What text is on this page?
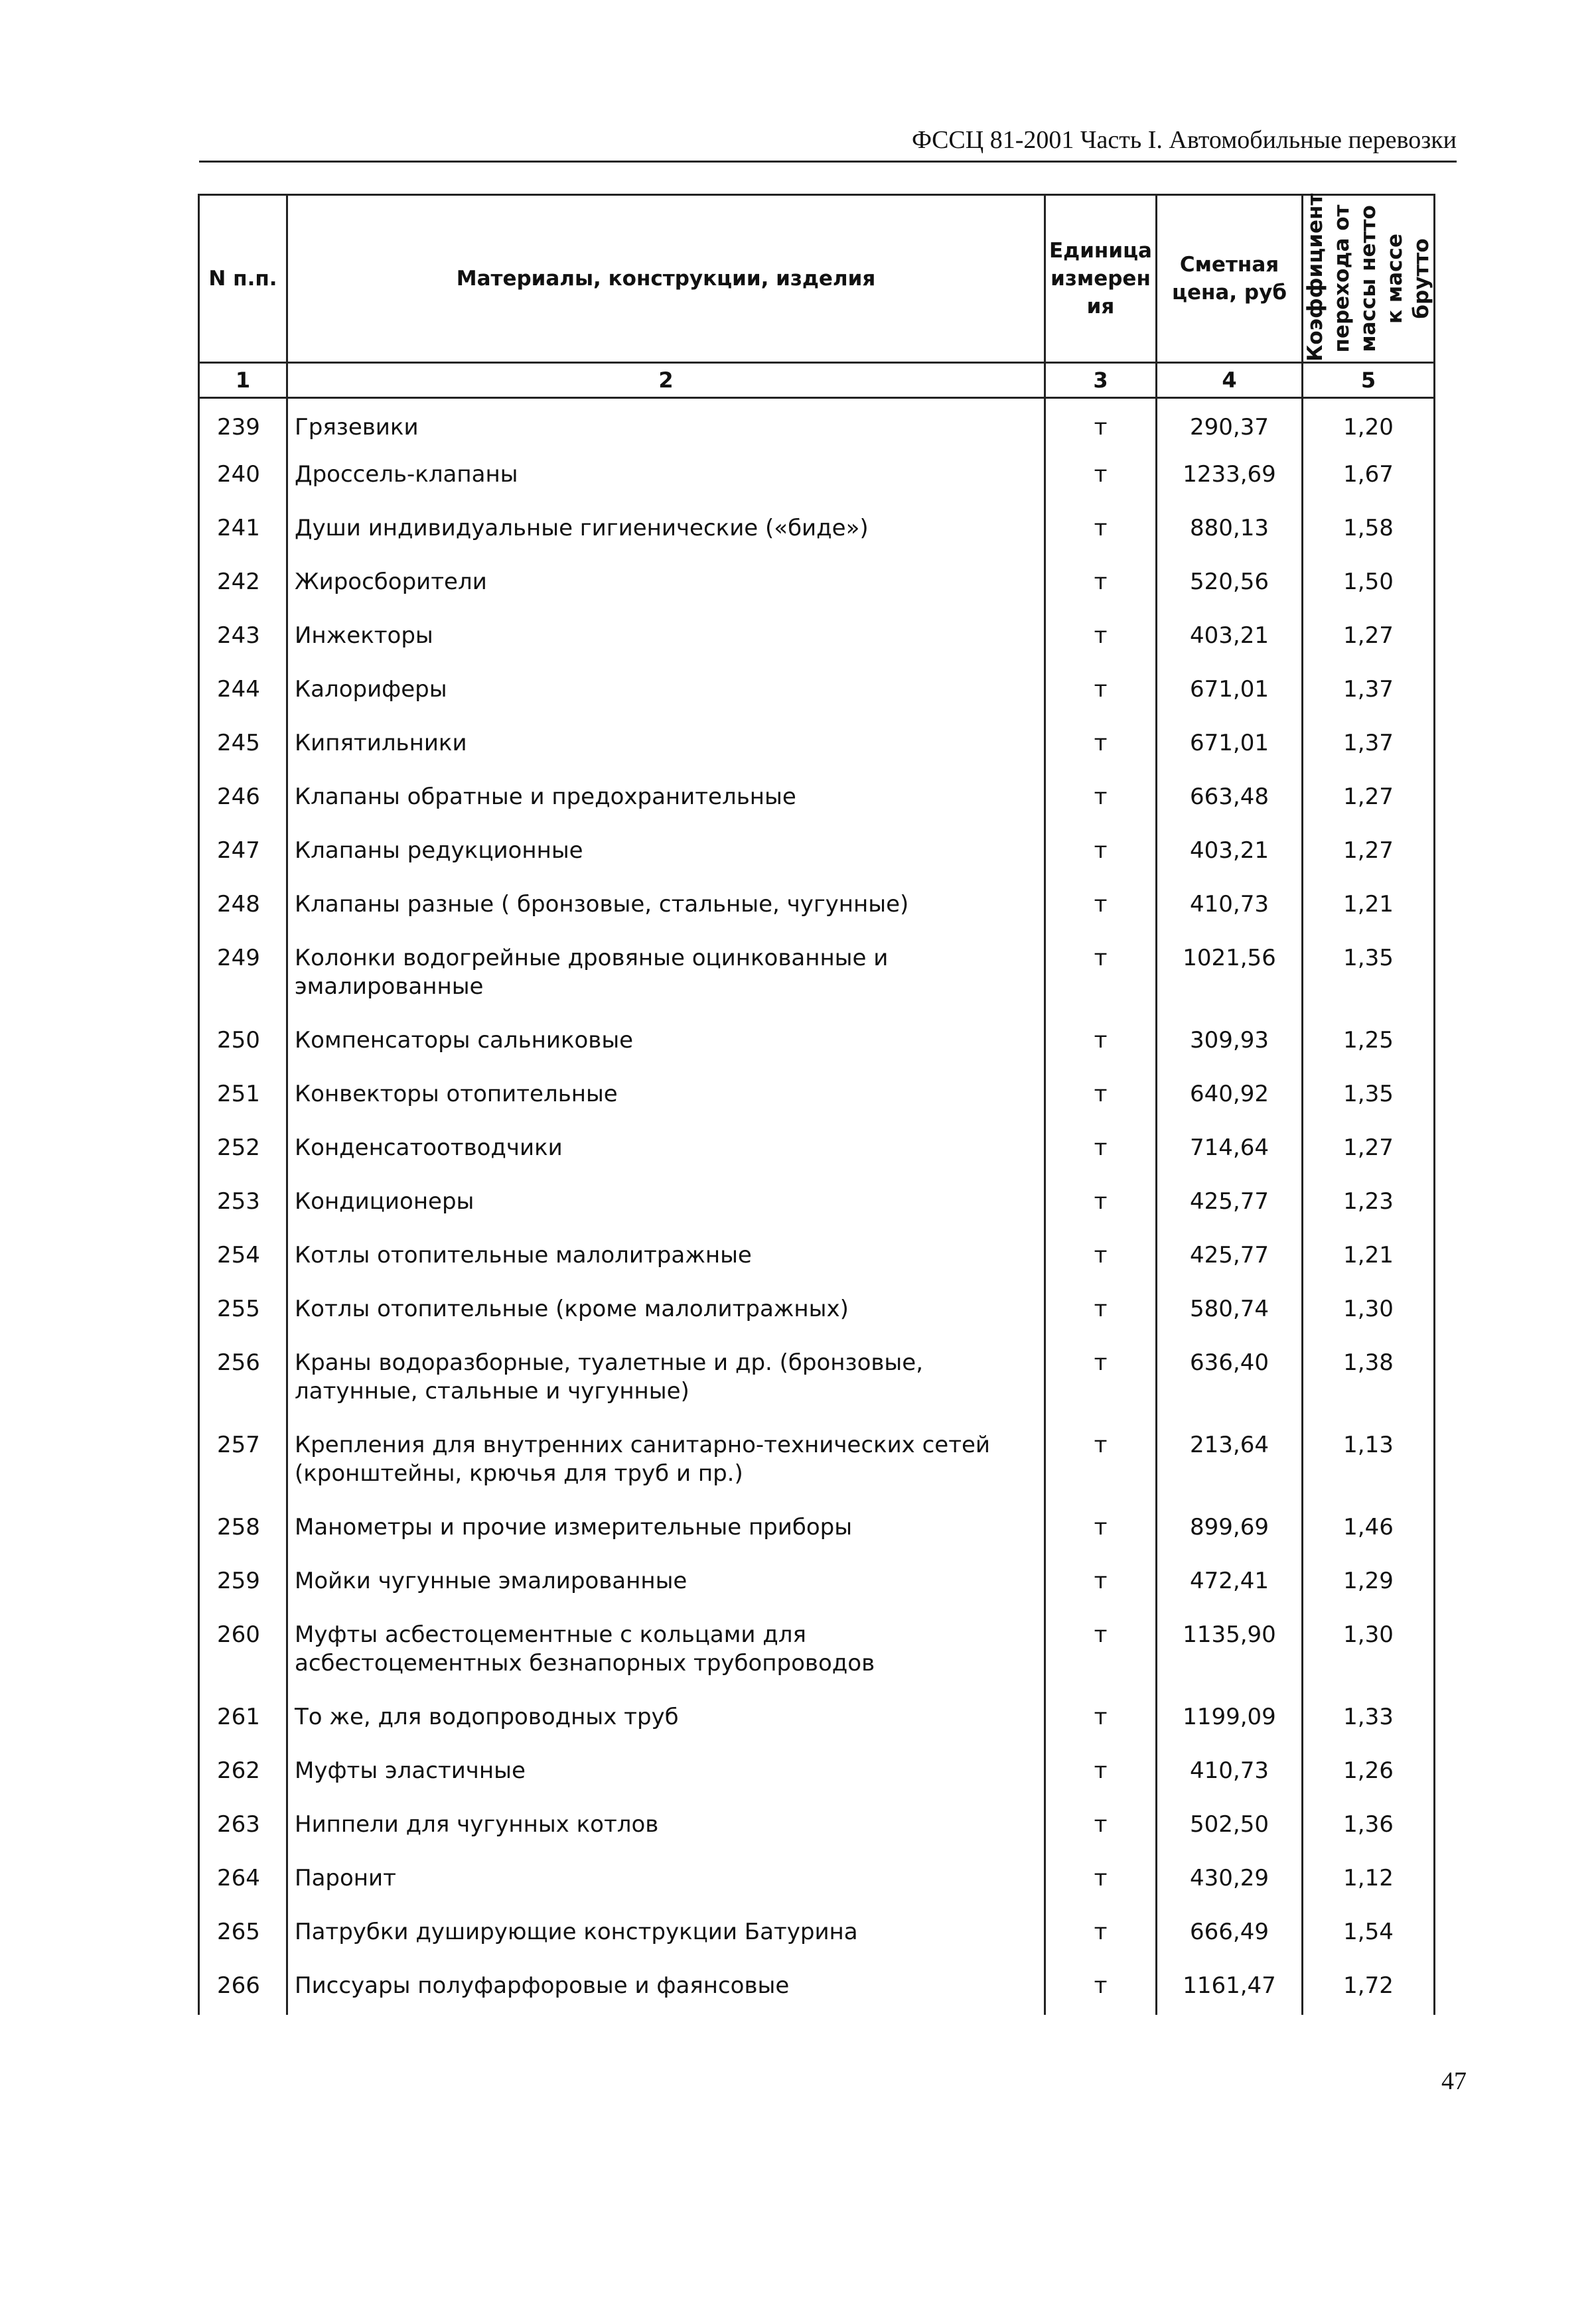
ФССЦ 81-2001 Часть I. Автомобильные перевозки
N п.п.	Материалы, конструкции, изделия	Единица измерен ия	Сметная цена, руб	Коэффициент перехода от массы нетто к массе брутто

1	2	3	4	5
239	Грязевики	т	290,37	1,20
240	Дроссель-клапаны	т	1233,69	1,67
241	Души индивидуальные гигиенические («биде»)	т	880,13	1,58
242	Жиросборители	т	520,56	1,50
243	Инжекторы	т	403,21	1,27
244	Калориферы	т	671,01	1,37
245	Кипятильники	т	671,01	1,37
246	Клапаны обратные и предохранительные	т	663,48	1,27
247	Клапаны редукционные	т	403,21	1,27
248	Клапаны разные ( бронзовые, стальные, чугунные)	т	410,73	1,21
249	Колонки водогрейные дровяные оцинкованные и эмалированные	т	1021,56	1,35
250	Компенсаторы сальниковые	т	309,93	1,25
251	Конвекторы отопительные	т	640,92	1,35
252	Конденсатоотводчики	т	714,64	1,27
253	Кондиционеры	т	425,77	1,23
254	Котлы отопительные малолитражные	т	425,77	1,21
255	Котлы отопительные (кроме малолитражных)	т	580,74	1,30
256	Краны водоразборные, туалетные и др. (бронзовые, латунные, стальные и чугунные)	т	636,40	1,38
257	Крепления для внутренних санитарно-технических сетей (кронштейны, крючья для труб и пр.)	т	213,64	1,13
258	Манометры и прочие измерительные приборы	т	899,69	1,46
259	Мойки чугунные эмалированные	т	472,41	1,29
260	Муфты асбестоцементные с кольцами для асбестоцементных безнапорных трубопроводов	т	1135,90	1,30
261	То же, для водопроводных труб	т	1199,09	1,33
262	Муфты эластичные	т	410,73	1,26
263	Ниппели для чугунных котлов	т	502,50	1,36
264	Паронит	т	430,29	1,12
265	Патрубки душирующие конструкции Батурина	т	666,49	1,54
266	Писсуары полуфарфоровые и фаянсовые	т	1161,47	1,72
47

##############################

◆ **WRITTEN EXERCISE**
The string "чугунные" may appear in lines of the listing above; tally those lines and give the number only.

◆ **SOLUTION TO THE EXERCISE**
3